Stated task ->
Copy out each line of the material in which the word "History" appears.

___

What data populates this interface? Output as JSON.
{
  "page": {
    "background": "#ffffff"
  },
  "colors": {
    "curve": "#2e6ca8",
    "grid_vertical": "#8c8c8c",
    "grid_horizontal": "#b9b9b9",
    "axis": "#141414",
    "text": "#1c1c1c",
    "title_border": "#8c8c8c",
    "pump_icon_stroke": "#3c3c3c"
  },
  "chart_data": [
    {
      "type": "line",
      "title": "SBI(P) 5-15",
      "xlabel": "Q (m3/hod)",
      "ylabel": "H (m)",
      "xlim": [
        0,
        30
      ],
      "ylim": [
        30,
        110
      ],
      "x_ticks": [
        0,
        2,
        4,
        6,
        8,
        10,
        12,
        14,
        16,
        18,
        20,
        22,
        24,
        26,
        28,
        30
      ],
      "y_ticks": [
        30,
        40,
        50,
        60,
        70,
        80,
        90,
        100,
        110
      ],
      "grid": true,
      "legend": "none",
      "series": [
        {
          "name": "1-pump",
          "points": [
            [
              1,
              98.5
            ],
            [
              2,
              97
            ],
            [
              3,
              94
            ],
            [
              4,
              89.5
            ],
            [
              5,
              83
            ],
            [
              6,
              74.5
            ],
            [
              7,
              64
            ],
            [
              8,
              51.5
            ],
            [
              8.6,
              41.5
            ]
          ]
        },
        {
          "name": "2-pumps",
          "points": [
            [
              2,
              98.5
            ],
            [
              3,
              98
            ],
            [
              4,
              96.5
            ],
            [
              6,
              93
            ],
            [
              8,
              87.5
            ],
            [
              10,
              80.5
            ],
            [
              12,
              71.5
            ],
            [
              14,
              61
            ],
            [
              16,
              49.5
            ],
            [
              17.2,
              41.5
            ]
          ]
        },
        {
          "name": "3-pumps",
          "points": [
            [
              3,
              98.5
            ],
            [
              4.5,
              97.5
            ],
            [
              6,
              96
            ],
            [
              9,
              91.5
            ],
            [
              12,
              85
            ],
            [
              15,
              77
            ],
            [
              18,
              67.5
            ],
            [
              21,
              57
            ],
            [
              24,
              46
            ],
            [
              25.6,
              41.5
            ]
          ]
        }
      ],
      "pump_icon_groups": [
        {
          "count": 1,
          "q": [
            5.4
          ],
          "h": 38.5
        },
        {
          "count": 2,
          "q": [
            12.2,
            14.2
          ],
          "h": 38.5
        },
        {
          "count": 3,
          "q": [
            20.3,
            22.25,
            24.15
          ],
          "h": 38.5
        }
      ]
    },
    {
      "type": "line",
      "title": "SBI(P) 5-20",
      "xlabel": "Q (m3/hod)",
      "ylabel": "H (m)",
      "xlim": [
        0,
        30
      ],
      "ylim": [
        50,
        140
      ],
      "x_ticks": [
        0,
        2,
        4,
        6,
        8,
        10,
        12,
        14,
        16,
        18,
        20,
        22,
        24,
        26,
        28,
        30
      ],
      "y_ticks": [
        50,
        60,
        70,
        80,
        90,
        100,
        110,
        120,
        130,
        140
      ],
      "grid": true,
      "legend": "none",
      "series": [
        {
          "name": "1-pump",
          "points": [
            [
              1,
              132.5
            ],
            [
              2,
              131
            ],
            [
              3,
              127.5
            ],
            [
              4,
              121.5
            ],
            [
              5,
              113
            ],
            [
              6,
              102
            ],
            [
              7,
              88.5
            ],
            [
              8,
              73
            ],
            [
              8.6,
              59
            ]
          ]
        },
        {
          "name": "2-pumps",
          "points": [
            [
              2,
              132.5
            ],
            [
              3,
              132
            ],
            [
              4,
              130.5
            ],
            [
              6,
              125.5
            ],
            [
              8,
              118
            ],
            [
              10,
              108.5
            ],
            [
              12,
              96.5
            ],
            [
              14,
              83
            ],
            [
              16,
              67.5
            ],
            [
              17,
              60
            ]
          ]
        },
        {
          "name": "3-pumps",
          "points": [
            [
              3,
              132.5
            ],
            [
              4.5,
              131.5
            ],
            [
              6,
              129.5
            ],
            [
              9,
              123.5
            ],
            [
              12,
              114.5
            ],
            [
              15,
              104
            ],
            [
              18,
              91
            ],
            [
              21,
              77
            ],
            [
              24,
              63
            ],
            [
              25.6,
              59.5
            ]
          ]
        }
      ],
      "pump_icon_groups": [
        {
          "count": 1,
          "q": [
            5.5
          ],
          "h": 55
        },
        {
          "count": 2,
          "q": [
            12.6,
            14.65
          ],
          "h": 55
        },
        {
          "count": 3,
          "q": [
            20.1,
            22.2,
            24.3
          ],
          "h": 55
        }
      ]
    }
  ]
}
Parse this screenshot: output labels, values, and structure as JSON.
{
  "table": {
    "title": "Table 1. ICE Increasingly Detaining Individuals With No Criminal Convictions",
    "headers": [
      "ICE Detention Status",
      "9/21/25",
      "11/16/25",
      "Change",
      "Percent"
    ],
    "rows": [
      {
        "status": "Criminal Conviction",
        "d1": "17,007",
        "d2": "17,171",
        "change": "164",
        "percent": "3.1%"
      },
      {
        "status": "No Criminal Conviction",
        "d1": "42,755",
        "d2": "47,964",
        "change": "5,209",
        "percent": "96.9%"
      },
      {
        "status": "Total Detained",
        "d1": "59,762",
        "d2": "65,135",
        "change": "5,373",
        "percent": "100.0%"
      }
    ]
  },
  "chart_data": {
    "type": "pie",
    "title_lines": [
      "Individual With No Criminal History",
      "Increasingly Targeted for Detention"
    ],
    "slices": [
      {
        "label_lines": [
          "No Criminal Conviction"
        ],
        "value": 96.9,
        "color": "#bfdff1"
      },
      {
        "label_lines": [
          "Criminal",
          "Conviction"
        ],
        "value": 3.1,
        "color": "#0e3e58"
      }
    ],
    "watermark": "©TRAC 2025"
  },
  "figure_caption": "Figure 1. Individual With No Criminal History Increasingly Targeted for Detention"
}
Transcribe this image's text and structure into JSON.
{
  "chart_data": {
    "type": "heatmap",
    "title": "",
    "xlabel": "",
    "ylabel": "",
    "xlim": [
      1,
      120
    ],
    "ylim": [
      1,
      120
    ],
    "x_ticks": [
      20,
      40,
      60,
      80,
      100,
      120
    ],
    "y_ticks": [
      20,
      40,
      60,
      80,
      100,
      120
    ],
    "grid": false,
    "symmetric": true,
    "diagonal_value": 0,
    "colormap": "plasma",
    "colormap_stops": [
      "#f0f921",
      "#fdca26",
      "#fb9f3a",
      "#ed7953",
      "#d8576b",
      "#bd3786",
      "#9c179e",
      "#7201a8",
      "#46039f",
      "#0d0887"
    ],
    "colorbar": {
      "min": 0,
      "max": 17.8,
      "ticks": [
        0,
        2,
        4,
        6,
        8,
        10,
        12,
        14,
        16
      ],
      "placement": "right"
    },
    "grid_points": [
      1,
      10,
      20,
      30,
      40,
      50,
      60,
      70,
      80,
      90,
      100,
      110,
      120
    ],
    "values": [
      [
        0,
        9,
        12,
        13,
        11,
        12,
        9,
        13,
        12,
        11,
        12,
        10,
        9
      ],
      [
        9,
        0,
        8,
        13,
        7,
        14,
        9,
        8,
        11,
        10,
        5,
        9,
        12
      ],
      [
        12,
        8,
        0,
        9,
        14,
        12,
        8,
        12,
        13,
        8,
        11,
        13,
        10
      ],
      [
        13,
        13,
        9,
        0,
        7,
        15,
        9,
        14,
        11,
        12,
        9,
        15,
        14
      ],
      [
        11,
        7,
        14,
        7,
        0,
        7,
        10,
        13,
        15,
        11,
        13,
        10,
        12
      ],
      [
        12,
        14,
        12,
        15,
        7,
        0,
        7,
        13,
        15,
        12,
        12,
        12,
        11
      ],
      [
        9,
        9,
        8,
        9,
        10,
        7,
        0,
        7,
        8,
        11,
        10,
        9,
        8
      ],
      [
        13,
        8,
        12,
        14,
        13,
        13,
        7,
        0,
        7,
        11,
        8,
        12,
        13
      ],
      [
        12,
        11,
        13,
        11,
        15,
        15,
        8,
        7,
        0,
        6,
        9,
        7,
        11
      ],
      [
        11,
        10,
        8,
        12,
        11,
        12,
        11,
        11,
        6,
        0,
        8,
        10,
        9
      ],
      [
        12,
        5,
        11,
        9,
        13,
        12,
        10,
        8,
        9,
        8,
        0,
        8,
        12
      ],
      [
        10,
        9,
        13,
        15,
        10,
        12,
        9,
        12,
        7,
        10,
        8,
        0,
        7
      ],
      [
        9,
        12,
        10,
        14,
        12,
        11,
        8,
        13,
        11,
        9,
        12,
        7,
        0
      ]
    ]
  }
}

___

Solution to this task ->
      "Individual With No Criminal History",
  "figure_caption": "Figure 1. Individual With No Criminal History Increasingly Targeted for Detention"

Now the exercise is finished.